### Exercise brief
Repeat the whole listing below, word for word.

==========

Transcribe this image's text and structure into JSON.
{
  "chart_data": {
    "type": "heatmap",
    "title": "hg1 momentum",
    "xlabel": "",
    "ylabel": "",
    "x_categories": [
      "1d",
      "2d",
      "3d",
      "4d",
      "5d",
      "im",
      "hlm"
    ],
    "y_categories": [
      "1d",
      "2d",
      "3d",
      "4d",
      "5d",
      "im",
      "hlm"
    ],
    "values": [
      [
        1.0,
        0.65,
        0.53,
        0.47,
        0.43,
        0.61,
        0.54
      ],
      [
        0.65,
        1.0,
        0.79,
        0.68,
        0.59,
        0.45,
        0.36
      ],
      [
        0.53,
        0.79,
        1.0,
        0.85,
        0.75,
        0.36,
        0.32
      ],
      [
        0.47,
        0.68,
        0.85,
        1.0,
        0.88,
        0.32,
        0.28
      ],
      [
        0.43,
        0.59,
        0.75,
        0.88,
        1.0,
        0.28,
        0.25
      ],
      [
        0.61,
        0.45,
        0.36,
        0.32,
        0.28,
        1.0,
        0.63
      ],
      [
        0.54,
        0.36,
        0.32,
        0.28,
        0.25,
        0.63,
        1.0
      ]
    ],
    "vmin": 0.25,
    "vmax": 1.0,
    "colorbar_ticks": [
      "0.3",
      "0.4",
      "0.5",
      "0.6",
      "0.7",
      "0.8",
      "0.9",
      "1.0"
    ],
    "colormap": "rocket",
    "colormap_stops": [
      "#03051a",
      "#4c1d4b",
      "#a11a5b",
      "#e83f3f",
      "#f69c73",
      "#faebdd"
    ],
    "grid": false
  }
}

==========

### Response below
Transcribe this image's text and structure into JSON.
{
  "chart_data": {
    "type": "heatmap",
    "title": "hg1 momentum",
    "xlabel": "",
    "ylabel": "",
    "x_categories": [
      "1d",
      "2d",
      "3d",
      "4d",
      "5d",
      "im",
      "hlm"
    ],
    "y_categories": [
      "1d",
      "2d",
      "3d",
      "4d",
      "5d",
      "im",
      "hlm"
    ],
    "values": [
      [
        1.0,
        0.65,
        0.53,
        0.47,
        0.43,
        0.61,
        0.54
      ],
      [
        0.65,
        1.0,
        0.79,
        0.68,
        0.59,
        0.45,
        0.36
      ],
      [
        0.53,
        0.79,
        1.0,
        0.85,
        0.75,
        0.36,
        0.32
      ],
      [
        0.47,
        0.68,
        0.85,
        1.0,
        0.88,
        0.32,
        0.28
      ],
      [
        0.43,
        0.59,
        0.75,
        0.88,
        1.0,
        0.28,
        0.25
      ],
      [
        0.61,
        0.45,
        0.36,
        0.32,
        0.28,
        1.0,
        0.63
      ],
      [
        0.54,
        0.36,
        0.32,
        0.28,
        0.25,
        0.63,
        1.0
      ]
    ],
    "vmin": 0.25,
    "vmax": 1.0,
    "colorbar_ticks": [
      "0.3",
      "0.4",
      "0.5",
      "0.6",
      "0.7",
      "0.8",
      "0.9",
      "1.0"
    ],
    "colormap": "rocket",
    "colormap_stops": [
      "#03051a",
      "#4c1d4b",
      "#a11a5b",
      "#e83f3f",
      "#f69c73",
      "#faebdd"
    ],
    "grid": false
  }
}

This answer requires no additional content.